- [Set exercise]:
Output each line of the rows below as a JSON list of strings, one string per line, with blank lines omitted. Leave the pictures out.

- [Data section]:

---+---

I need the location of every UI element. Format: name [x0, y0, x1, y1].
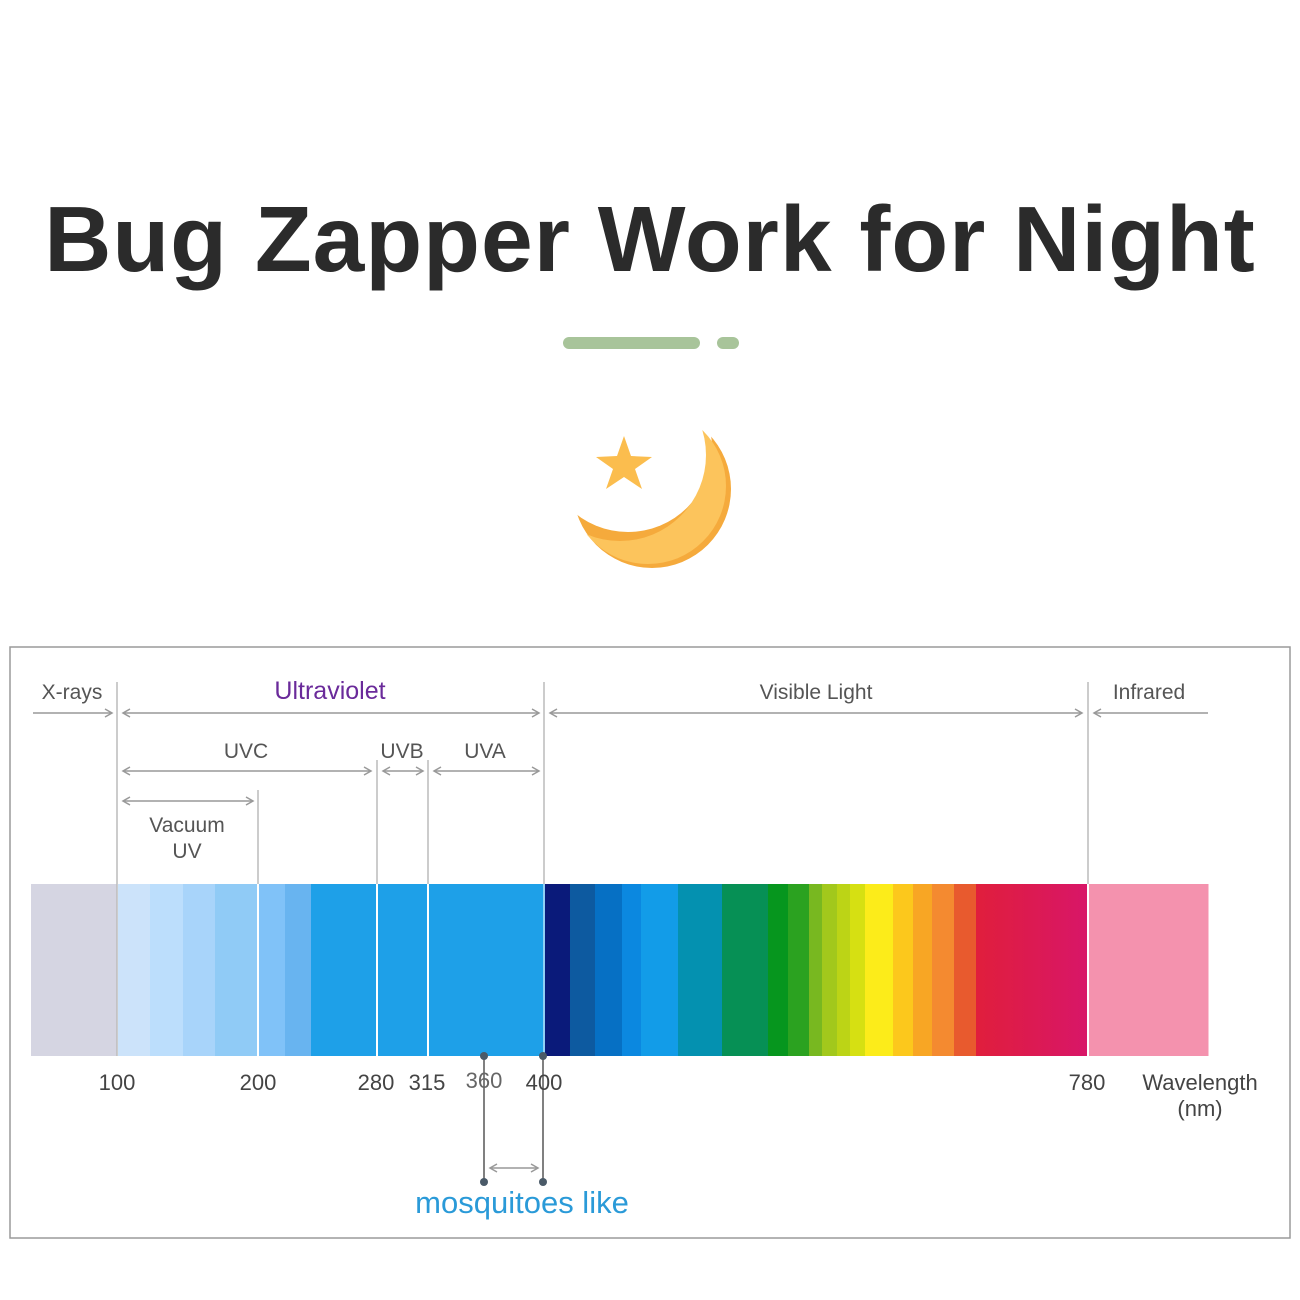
tick-780: 780 — [1069, 1070, 1106, 1095]
spectrum-band-visible — [722, 884, 769, 1056]
spectrum-band-visible — [954, 884, 977, 1056]
range-arrows — [33, 708, 1208, 1173]
spectrum-band-visible — [837, 884, 851, 1056]
tick-360: 360 — [466, 1068, 503, 1093]
spectrum-band-visible — [641, 884, 679, 1056]
spectrum-band-infrared — [1088, 884, 1209, 1056]
spectrum-band-visible — [976, 884, 1088, 1056]
label-vacuum-uv-line2: UV — [172, 840, 201, 863]
spectrum-band-uv — [285, 884, 312, 1056]
star-icon — [596, 436, 652, 489]
spectrum-band-visible — [822, 884, 838, 1056]
mosquito-range-markers — [480, 1052, 547, 1186]
spectrum-band-visible — [678, 884, 723, 1056]
spectrum-band-visible — [544, 884, 571, 1056]
tick-315: 315 — [409, 1070, 446, 1095]
spectrum-band-uv — [258, 884, 286, 1056]
spectrum-band-uv — [428, 884, 545, 1056]
spectrum-band-visible — [850, 884, 866, 1056]
title-divider-dot — [717, 337, 739, 349]
tick-200: 200 — [240, 1070, 277, 1095]
tick-100: 100 — [99, 1070, 136, 1095]
diagram-frame — [9, 646, 1291, 1239]
spectrum-band-visible — [865, 884, 894, 1056]
spectrum-band-visible — [913, 884, 933, 1056]
label-visible-light: Visible Light — [760, 681, 873, 704]
spectrum-band-uv — [118, 884, 151, 1056]
spectrum-band-visible — [570, 884, 596, 1056]
tick-280: 280 — [358, 1070, 395, 1095]
spectrum-band-xrays — [31, 884, 117, 1056]
mosquitoes-like-label: mosquitoes like — [415, 1185, 629, 1220]
spectrum-band-uv — [215, 884, 259, 1056]
spectrum-bar — [31, 884, 1209, 1056]
spectrum-band-visible — [595, 884, 623, 1056]
label-uvc: UVC — [224, 740, 268, 763]
axis-label-wavelength: Wavelength — [1142, 1070, 1257, 1095]
label-uva: UVA — [464, 740, 506, 763]
label-uvb: UVB — [380, 740, 423, 763]
spectrum-band-visible — [622, 884, 642, 1056]
spectrum-band-visible — [932, 884, 955, 1056]
spectrum-band-uv — [377, 884, 429, 1056]
spectrum-band-uv — [183, 884, 216, 1056]
spectrum-band-visible — [768, 884, 789, 1056]
label-infrared: Infrared — [1113, 681, 1185, 704]
axis-label-unit: (nm) — [1177, 1096, 1222, 1121]
tick-400: 400 — [526, 1070, 563, 1095]
spectrum-band-visible — [809, 884, 823, 1056]
title-divider — [563, 337, 700, 349]
label-ultraviolet: Ultraviolet — [274, 677, 385, 705]
spectrum-band-uv — [150, 884, 184, 1056]
divider-lines — [116, 682, 1089, 1056]
spectrum-band-visible — [893, 884, 914, 1056]
label-vacuum-uv-line1: Vacuum — [149, 814, 224, 837]
page-title: Bug Zapper Work for Night — [44, 187, 1256, 291]
spectrum-band-visible — [788, 884, 810, 1056]
label-xrays: X-rays — [42, 681, 103, 704]
spectrum-band-uv — [311, 884, 378, 1056]
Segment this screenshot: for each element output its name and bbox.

---+---

- [Exercise solution]:
[
  "I need the location of every UI element. Format: name [x0, y0, x1, y1].",
  "tick-780: 780 — [1069, 1070, 1106, 1095]",
  "spectrum-band-visible — [722, 884, 769, 1056]",
  "spectrum-band-visible — [954, 884, 977, 1056]",
  "range-arrows — [33, 708, 1208, 1173]",
  "spectrum-band-visible — [837, 884, 851, 1056]",
  "tick-360: 360 — [466, 1068, 503, 1093]",
  "spectrum-band-visible — [641, 884, 679, 1056]",
  "spectrum-band-infrared — [1088, 884, 1209, 1056]",
  "spectrum-band-visible — [976, 884, 1088, 1056]",
  "label-vacuum-uv-line2: UV — [172, 840, 201, 863]",
  "spectrum-band-uv — [285, 884, 312, 1056]",
  "star-icon — [596, 436, 652, 489]",
  "spectrum-band-visible — [822, 884, 838, 1056]",
  "mosquito-range-markers — [480, 1052, 547, 1186]",
  "spectrum-band-visible — [678, 884, 723, 1056]",
  "spectrum-band-visible — [544, 884, 571, 1056]",
  "tick-315: 315 — [409, 1070, 446, 1095]",
  "spectrum-band-uv — [258, 884, 286, 1056]",
  "spectrum-band-uv — [428, 884, 545, 1056]",
  "spectrum-band-visible — [850, 884, 866, 1056]",
  "title-divider-dot — [717, 337, 739, 349]",
  "tick-200: 200 — [240, 1070, 277, 1095]",
  "tick-100: 100 — [99, 1070, 136, 1095]",
  "diagram-frame — [9, 646, 1291, 1239]",
  "spectrum-band-visible — [865, 884, 894, 1056]",
  "spectrum-band-visible — [913, 884, 933, 1056]",
  "label-visible-light: Visible Light — [760, 681, 873, 704]",
  "spectrum-band-uv — [118, 884, 151, 1056]",
  "spectrum-band-visible — [570, 884, 596, 1056]",
  "tick-280: 280 — [358, 1070, 395, 1095]",
  "spectrum-band-xrays — [31, 884, 117, 1056]",
  "mosquitoes-like-label: mosquitoes like — [415, 1185, 629, 1220]",
  "spectrum-band-uv — [215, 884, 259, 1056]",
  "spectrum-bar — [31, 884, 1209, 1056]",
  "spectrum-band-visible — [595, 884, 623, 1056]",
  "label-uvc: UVC — [224, 740, 268, 763]",
  "axis-label-wavelength: Wavelength — [1142, 1070, 1257, 1095]",
  "label-uva: UVA — [464, 740, 506, 763]",
  "label-uvb: UVB — [380, 740, 423, 763]",
  "spectrum-band-visible — [622, 884, 642, 1056]",
  "spectrum-band-visible — [932, 884, 955, 1056]",
  "spectrum-band-uv — [377, 884, 429, 1056]",
  "spectrum-band-uv — [183, 884, 216, 1056]",
  "spectrum-band-visible — [768, 884, 789, 1056]",
  "label-infrared: Infrared — [1113, 681, 1185, 704]",
  "axis-label-unit: (nm) — [1177, 1096, 1222, 1121]",
  "tick-400: 400 — [526, 1070, 563, 1095]",
  "spectrum-band-visible — [809, 884, 823, 1056]",
  "title-divider — [563, 337, 700, 349]",
  "label-ultraviolet: Ultraviolet — [274, 677, 385, 705]",
  "spectrum-band-uv — [150, 884, 184, 1056]",
  "divider-lines — [116, 682, 1089, 1056]",
  "spectrum-band-visible — [893, 884, 914, 1056]",
  "label-vacuum-uv-line1: Vacuum — [149, 814, 224, 837]",
  "page-title: Bug Zapper Work for Night — [44, 187, 1256, 291]",
  "spectrum-band-visible — [788, 884, 810, 1056]",
  "label-xrays: X-rays — [42, 681, 103, 704]",
  "spectrum-band-uv — [311, 884, 378, 1056]",
  "Segment this screenshot: for each element output its name and bbox."
]